Your task — Identify each line below containing the string "Intensive" and copy it.

Dataset —
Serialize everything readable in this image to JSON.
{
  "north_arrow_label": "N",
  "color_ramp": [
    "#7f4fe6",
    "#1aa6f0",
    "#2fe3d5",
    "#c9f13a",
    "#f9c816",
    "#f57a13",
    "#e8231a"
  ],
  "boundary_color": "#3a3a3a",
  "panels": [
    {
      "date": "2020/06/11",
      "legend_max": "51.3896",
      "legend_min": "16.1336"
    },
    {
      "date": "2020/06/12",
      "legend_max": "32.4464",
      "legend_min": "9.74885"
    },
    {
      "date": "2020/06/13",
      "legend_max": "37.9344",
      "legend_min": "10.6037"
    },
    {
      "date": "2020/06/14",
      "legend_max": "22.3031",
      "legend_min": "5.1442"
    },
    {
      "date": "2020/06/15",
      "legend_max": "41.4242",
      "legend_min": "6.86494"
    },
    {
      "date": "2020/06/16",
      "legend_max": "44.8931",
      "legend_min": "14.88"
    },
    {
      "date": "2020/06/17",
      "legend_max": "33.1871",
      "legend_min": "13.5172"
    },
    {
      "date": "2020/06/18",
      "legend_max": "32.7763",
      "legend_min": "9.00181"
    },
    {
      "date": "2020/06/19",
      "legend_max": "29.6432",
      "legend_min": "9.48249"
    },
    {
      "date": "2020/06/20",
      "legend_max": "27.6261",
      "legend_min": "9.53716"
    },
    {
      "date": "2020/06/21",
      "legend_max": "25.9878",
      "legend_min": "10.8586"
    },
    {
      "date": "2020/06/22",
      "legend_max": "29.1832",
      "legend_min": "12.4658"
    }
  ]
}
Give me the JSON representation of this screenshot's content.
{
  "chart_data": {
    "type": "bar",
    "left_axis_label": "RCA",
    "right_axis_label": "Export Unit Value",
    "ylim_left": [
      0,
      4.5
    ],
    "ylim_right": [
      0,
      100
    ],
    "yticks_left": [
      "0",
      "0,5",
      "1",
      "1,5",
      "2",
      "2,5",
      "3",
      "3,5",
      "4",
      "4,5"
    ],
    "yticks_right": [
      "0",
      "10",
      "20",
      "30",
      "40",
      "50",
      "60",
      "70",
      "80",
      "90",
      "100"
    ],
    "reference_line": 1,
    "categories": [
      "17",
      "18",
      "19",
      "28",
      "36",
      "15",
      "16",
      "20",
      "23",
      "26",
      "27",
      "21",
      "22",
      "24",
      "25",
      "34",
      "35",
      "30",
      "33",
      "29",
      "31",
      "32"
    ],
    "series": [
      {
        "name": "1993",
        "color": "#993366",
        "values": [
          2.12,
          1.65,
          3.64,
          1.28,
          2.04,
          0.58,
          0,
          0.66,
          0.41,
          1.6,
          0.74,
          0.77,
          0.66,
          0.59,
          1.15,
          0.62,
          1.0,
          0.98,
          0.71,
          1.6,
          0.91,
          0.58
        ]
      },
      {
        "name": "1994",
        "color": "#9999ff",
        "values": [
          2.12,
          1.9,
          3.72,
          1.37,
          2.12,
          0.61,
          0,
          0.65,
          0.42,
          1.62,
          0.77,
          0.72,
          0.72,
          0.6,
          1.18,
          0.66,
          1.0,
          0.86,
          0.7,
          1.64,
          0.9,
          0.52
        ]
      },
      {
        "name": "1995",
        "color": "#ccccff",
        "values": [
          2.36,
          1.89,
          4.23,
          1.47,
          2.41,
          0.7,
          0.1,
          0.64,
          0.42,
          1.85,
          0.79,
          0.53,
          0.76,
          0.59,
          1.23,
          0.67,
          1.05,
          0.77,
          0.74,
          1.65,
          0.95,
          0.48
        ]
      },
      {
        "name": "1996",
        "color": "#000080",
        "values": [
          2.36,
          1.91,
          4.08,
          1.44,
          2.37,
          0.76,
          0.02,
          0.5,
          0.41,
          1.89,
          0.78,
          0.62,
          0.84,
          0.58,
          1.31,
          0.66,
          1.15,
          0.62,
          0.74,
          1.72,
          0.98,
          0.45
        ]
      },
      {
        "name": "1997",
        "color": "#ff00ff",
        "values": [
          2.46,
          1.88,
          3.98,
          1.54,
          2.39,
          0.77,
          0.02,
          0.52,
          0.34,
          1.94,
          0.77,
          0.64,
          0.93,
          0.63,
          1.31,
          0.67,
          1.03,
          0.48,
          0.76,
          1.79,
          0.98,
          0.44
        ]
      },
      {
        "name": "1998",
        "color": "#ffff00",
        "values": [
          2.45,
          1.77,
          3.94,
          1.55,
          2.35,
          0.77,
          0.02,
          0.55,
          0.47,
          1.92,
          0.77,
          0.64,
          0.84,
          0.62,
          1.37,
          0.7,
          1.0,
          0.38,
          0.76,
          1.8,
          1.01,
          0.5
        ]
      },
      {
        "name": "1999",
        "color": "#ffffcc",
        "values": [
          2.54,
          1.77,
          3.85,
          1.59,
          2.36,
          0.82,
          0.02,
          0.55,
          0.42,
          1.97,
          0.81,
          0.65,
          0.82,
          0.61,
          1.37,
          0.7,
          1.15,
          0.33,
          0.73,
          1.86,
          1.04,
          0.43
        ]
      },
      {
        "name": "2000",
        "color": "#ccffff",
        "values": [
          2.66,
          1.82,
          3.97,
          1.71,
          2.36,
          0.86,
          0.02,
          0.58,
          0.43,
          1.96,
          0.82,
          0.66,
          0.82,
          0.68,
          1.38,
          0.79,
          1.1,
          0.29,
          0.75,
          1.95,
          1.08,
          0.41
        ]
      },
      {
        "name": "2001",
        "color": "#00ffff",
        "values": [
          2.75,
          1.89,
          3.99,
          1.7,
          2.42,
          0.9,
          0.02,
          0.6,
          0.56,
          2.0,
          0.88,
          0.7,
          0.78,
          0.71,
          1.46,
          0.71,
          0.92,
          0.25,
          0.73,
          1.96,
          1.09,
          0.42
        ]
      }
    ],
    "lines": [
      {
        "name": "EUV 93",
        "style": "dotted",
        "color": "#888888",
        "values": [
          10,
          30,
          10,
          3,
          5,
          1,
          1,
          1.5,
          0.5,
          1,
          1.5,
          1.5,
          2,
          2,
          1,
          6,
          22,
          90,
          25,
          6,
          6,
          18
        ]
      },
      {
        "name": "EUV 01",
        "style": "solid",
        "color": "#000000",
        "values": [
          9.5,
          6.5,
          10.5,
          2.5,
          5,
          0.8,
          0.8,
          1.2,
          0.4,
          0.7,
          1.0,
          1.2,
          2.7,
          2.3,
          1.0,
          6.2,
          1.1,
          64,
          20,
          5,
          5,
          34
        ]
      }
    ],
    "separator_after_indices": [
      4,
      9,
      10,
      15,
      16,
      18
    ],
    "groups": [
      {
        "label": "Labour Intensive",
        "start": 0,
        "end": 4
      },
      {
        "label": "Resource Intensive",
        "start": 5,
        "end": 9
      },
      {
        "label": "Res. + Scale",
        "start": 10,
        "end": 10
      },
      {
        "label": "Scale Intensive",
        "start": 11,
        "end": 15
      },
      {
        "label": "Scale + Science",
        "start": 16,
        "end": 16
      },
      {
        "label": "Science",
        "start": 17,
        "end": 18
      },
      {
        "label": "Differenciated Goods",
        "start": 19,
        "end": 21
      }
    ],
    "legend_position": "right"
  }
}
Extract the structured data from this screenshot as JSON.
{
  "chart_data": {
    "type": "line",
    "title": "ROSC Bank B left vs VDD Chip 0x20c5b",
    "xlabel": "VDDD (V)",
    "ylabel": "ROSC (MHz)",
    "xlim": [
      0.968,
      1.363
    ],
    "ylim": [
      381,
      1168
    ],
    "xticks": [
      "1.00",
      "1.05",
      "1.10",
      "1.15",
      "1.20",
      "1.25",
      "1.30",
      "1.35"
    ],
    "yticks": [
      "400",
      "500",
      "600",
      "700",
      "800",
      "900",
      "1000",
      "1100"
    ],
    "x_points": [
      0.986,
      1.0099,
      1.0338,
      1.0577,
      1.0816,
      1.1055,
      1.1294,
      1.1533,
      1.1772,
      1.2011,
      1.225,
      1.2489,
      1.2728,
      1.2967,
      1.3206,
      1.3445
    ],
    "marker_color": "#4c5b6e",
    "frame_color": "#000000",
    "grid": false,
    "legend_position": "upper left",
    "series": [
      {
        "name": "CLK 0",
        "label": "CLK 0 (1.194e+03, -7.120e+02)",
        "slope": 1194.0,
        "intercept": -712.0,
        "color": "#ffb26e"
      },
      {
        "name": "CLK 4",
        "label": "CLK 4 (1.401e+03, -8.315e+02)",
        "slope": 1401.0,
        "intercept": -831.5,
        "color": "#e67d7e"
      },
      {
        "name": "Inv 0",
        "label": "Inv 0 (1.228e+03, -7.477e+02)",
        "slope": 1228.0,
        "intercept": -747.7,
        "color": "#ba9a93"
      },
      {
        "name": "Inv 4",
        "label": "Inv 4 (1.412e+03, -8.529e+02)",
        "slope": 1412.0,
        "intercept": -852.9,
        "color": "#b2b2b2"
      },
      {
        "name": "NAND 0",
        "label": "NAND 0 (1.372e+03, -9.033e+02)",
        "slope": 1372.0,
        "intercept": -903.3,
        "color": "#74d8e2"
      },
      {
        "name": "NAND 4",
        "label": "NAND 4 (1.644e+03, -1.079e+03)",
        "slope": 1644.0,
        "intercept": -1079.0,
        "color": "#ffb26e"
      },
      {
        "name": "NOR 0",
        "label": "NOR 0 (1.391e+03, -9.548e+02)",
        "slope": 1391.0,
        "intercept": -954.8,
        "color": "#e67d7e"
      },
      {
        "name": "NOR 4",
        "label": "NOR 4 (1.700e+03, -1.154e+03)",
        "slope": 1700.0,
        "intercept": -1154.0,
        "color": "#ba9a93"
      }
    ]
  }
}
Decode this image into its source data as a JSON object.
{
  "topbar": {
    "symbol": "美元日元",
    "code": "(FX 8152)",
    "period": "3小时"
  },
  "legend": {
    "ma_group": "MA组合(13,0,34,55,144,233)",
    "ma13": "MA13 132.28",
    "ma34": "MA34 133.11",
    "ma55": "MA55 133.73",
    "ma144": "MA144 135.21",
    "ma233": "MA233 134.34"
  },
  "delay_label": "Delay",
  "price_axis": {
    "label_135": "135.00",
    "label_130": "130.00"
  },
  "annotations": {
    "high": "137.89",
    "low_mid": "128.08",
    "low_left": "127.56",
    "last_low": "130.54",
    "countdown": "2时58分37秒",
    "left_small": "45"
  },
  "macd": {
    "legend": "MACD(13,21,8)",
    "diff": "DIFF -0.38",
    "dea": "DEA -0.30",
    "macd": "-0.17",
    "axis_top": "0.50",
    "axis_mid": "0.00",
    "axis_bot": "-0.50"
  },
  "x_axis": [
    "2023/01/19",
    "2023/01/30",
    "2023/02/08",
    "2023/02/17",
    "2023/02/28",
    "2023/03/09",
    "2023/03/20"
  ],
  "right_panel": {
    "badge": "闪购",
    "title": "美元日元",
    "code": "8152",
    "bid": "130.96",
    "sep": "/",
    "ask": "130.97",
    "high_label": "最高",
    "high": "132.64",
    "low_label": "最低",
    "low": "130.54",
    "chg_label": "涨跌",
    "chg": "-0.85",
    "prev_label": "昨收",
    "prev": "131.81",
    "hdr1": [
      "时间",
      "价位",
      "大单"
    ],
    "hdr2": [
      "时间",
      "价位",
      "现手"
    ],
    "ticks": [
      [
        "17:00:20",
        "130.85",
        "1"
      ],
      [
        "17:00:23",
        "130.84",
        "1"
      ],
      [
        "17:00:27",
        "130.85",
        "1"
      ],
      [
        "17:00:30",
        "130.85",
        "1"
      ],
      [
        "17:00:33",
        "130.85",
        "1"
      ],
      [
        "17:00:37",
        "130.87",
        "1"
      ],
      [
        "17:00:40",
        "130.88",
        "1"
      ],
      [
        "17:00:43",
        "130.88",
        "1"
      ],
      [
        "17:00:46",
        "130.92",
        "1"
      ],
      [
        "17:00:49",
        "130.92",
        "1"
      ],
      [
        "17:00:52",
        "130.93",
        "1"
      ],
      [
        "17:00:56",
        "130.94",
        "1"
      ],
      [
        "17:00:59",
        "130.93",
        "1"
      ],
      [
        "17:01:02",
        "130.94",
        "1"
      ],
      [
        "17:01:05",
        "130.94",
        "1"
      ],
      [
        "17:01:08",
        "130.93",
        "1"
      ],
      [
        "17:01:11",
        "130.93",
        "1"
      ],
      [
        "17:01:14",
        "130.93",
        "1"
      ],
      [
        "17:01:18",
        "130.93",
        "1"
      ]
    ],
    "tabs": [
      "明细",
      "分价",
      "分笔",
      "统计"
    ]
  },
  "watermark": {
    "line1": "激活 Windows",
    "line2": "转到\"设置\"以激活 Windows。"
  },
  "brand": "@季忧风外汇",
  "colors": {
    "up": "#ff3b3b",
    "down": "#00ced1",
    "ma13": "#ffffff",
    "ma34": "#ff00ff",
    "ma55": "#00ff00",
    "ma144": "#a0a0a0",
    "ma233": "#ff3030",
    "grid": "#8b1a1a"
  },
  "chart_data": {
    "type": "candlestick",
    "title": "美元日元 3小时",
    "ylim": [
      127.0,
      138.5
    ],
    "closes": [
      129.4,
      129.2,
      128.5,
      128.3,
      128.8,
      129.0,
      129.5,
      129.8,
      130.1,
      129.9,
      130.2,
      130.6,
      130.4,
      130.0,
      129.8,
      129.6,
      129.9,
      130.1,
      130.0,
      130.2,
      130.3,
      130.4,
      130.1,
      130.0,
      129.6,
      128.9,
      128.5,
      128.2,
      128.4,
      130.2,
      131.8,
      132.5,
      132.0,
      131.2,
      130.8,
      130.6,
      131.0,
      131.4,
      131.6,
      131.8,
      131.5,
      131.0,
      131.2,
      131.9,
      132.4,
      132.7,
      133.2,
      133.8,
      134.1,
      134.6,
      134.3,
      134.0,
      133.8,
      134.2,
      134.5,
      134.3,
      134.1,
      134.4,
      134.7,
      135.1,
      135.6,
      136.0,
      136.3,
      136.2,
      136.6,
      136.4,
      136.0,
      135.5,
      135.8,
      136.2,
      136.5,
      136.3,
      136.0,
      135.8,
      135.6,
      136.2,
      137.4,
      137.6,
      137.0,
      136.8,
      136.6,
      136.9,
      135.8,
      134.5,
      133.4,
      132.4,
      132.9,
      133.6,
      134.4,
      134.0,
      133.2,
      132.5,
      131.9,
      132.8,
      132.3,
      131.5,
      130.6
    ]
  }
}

Full answer —
        "label": "Labour Intensive",
        "label": "Resource Intensive",
        "label": "Scale Intensive",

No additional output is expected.